Data to process:
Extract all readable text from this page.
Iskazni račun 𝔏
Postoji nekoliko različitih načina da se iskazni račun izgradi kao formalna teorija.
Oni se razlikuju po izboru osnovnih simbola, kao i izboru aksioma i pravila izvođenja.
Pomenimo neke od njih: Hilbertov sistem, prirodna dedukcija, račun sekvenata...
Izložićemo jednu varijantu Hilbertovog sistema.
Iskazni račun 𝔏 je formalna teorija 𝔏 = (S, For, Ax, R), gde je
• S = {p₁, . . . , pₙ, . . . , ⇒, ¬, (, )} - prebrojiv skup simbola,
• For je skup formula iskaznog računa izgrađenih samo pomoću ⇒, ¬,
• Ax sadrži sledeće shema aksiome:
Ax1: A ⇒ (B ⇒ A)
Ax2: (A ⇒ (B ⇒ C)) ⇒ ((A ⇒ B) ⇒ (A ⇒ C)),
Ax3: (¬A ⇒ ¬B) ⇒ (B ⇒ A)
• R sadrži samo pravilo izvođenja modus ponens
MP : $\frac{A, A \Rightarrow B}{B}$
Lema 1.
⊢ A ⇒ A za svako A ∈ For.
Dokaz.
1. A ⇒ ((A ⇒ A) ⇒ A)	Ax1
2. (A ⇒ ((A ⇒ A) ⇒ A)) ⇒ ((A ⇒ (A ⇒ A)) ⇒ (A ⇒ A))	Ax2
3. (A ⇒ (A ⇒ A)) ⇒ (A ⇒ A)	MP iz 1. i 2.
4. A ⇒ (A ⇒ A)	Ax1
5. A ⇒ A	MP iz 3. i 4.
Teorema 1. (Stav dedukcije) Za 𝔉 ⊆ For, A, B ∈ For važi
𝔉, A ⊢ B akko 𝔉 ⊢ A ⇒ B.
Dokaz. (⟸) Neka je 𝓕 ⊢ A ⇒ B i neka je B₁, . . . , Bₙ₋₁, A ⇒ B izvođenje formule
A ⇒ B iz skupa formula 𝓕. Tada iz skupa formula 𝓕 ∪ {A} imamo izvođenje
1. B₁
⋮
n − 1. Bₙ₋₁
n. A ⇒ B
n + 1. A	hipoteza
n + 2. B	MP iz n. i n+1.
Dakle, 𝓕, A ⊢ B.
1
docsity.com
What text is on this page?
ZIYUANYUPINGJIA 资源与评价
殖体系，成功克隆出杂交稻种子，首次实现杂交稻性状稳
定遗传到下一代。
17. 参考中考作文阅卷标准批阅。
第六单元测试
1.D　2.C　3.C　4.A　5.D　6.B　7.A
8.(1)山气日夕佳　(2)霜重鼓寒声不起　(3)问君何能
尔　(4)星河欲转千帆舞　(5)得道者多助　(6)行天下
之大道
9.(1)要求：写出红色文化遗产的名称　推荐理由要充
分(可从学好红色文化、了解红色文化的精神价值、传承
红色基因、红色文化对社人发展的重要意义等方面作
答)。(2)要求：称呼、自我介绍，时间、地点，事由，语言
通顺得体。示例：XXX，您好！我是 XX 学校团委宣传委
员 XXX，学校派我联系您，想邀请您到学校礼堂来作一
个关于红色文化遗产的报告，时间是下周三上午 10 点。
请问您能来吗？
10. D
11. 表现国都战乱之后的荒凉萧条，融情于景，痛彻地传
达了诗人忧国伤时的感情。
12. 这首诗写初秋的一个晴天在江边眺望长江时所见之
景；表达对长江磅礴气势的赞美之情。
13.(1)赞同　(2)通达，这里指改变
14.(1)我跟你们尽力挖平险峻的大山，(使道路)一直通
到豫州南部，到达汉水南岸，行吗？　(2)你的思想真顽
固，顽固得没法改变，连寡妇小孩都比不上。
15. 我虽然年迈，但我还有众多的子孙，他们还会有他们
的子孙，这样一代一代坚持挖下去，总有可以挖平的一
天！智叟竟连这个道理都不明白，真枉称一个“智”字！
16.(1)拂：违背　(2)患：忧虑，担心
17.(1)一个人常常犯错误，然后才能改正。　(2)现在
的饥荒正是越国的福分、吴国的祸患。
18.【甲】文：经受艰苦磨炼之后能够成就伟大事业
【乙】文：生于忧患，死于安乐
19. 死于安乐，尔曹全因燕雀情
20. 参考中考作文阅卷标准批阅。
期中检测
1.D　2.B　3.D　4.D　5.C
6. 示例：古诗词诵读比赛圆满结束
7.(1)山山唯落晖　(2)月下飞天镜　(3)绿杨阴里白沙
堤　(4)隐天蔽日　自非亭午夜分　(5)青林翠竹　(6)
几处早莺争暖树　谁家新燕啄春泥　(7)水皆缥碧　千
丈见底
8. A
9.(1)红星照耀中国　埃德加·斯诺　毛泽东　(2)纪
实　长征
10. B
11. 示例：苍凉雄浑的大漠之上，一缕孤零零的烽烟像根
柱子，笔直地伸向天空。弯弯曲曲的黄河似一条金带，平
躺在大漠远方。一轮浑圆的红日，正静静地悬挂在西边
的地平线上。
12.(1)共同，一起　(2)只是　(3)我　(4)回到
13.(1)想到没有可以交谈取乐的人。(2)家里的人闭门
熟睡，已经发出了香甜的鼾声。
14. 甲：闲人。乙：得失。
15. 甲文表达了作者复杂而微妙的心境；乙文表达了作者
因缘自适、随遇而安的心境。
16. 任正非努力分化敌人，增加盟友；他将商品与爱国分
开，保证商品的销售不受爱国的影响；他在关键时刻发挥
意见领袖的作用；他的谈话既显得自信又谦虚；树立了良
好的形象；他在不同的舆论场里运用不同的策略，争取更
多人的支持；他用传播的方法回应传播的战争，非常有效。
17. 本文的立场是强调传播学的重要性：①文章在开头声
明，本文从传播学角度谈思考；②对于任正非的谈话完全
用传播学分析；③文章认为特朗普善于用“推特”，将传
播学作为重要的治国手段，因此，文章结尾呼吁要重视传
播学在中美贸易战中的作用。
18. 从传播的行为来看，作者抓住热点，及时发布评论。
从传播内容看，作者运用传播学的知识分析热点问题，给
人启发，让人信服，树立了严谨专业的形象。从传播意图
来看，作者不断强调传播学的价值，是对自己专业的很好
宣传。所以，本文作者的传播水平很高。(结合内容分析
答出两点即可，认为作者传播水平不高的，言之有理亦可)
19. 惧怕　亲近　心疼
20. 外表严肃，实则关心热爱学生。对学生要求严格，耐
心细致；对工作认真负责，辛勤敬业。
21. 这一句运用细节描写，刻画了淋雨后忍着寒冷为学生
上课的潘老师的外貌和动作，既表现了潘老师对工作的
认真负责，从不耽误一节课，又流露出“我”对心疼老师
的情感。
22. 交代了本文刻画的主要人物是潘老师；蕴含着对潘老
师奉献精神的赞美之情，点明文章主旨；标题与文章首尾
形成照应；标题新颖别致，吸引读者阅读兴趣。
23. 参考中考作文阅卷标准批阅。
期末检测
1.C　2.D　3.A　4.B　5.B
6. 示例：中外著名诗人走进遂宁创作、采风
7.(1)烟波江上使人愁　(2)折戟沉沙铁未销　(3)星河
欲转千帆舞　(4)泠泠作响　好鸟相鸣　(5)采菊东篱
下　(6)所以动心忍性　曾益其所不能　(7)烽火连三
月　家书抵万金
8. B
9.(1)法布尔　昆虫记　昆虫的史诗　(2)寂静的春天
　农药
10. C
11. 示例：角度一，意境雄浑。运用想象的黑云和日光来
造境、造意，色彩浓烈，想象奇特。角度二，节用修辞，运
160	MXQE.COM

Aim of the task:
Only the number is wanted: how many lines in the entries above contain the string "formalna"?

Response to the task:
2